(Stored data)
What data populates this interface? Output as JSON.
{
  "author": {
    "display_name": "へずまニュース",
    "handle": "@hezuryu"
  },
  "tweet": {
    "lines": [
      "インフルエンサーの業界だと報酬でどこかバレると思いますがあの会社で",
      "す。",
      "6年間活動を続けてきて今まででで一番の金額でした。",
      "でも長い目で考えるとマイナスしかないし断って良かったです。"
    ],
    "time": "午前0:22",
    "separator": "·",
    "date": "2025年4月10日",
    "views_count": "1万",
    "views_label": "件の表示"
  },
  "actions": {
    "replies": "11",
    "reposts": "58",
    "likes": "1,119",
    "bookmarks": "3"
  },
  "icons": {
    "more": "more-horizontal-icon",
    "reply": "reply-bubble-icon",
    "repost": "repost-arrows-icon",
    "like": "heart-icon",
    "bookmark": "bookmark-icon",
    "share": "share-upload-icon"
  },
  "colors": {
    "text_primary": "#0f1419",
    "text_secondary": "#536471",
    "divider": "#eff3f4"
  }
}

→ What this task involves:
Go through the listing above and restate it word for word.

→ Response to the task:
What data populates this interface? Output as JSON.
{
  "author": {
    "display_name": "へずまニュース",
    "handle": "@hezuryu"
  },
  "tweet": {
    "lines": [
      "インフルエンサーの業界だと報酬でどこかバレると思いますがあの会社で",
      "す。",
      "6年間活動を続けてきて今まででで一番の金額でした。",
      "でも長い目で考えるとマイナスしかないし断って良かったです。"
    ],
    "time": "午前0:22",
    "separator": "·",
    "date": "2025年4月10日",
    "views_count": "1万",
    "views_label": "件の表示"
  },
  "actions": {
    "replies": "11",
    "reposts": "58",
    "likes": "1,119",
    "bookmarks": "3"
  },
  "icons": {
    "more": "more-horizontal-icon",
    "reply": "reply-bubble-icon",
    "repost": "repost-arrows-icon",
    "like": "heart-icon",
    "bookmark": "bookmark-icon",
    "share": "share-upload-icon"
  },
  "colors": {
    "text_primary": "#0f1419",
    "text_secondary": "#536471",
    "divider": "#eff3f4"
  }
}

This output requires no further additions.